本記事では、無償化の具体的な内容から先行事例に見る現実、そして「無償化」によって変質する可能性のある教育の「質」をいかに保ち向上させるかという本質的な問いを、文科省中教審委員の岩本悠氏に徹底的に聞いた。未来を担う子どもたちの教育を考える上で、いま親や社会全体が知るべき情報を提供する。
Q. 高校無償化は具体的に何が変わるのか?どこまでが「無償」になるのか?
高校無償化の主要なポイントは、2026年度からの所得制限撤廃だ。これにより、国公立高校は授業料が実質無償となり、私立高校に対しても年間45万7千円を上限に授業料が支援される。この上限額は私立高校の平均授業料に基づいたものであり、これを超える授業料については、保護者の自己負担となる。

+ + + + +

→ **課題の指示**
1. 高校無償化に関する文章によると、私立高校に対する授業料支援の上限額はいくらか答えてください。
2. 高校無償化に関する文章のうち、「本記事では、無償化の具体的な」で始まり「Q. 高校無償化は具体的に何が変わるのか?どこまでが「無償」になるのか?」までの部分を一字も変えずに書き出してください。

→ **表示された情報**
+ + + + +

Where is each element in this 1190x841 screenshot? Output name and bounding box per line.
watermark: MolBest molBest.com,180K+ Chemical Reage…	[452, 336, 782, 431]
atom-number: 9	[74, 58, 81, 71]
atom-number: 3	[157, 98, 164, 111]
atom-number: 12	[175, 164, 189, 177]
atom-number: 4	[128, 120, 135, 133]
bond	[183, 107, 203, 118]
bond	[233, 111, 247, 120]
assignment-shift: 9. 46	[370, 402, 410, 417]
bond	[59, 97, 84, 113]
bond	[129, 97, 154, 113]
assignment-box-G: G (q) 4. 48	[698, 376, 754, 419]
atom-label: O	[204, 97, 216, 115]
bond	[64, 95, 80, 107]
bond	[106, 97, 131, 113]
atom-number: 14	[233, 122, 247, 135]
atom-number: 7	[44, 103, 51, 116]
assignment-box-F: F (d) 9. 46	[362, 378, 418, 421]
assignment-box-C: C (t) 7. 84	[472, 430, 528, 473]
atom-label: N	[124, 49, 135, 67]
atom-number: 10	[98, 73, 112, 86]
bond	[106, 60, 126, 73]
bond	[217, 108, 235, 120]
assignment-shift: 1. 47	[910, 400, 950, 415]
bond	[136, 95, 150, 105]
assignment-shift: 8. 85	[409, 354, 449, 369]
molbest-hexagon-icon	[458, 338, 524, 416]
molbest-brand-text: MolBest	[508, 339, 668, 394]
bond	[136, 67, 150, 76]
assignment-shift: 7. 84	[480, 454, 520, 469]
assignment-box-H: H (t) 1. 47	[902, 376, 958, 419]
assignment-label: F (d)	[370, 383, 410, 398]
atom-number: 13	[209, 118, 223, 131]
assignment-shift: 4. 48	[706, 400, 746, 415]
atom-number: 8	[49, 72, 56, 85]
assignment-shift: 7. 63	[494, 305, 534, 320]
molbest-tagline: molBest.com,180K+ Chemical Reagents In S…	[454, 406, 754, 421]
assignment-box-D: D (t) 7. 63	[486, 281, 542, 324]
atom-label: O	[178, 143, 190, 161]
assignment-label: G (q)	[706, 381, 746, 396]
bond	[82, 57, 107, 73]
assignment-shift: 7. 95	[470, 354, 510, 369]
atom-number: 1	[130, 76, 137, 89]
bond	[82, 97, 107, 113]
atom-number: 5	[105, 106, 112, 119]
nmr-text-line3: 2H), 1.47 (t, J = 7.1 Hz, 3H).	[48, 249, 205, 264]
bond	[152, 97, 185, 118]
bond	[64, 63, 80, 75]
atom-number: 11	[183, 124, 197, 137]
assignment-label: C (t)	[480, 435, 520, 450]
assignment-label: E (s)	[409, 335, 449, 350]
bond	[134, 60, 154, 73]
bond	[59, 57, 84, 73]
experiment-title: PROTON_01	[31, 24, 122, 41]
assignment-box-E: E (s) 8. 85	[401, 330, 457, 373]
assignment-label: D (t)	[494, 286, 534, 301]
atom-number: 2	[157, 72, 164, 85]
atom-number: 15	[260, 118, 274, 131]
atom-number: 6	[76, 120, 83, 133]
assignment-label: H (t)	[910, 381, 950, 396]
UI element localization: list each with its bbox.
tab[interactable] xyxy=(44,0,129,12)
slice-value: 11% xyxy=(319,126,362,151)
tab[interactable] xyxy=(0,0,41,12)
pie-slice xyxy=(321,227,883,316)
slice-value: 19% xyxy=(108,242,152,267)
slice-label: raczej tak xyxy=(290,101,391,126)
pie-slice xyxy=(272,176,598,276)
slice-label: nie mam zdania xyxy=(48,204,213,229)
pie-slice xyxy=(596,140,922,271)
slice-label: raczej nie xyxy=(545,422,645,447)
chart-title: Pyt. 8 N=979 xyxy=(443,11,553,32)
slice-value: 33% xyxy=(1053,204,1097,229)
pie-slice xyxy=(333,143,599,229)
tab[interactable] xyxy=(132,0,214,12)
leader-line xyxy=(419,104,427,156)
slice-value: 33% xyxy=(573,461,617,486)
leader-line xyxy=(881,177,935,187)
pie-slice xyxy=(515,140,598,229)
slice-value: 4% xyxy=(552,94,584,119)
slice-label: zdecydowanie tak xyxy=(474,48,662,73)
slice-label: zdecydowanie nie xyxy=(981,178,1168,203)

+ + + + +

→ **解答例**
1. 年間45万7千円

2.
本記事では、無償化の具体的な内容から先行事例に見る現実、そして「無償化」によって変質する可能性のある教育の「質」をいかに保ち向上させるかという本質的な問いを、文科省中教審委員の岩本悠氏に徹底的に聞いた。未来を担う子どもたちの教育を考える上で、いま親や社会全体が知るべき情報を提供する。
Q. 高校無償化は具体的に何が変わるのか?どこまでが「無償」になるのか?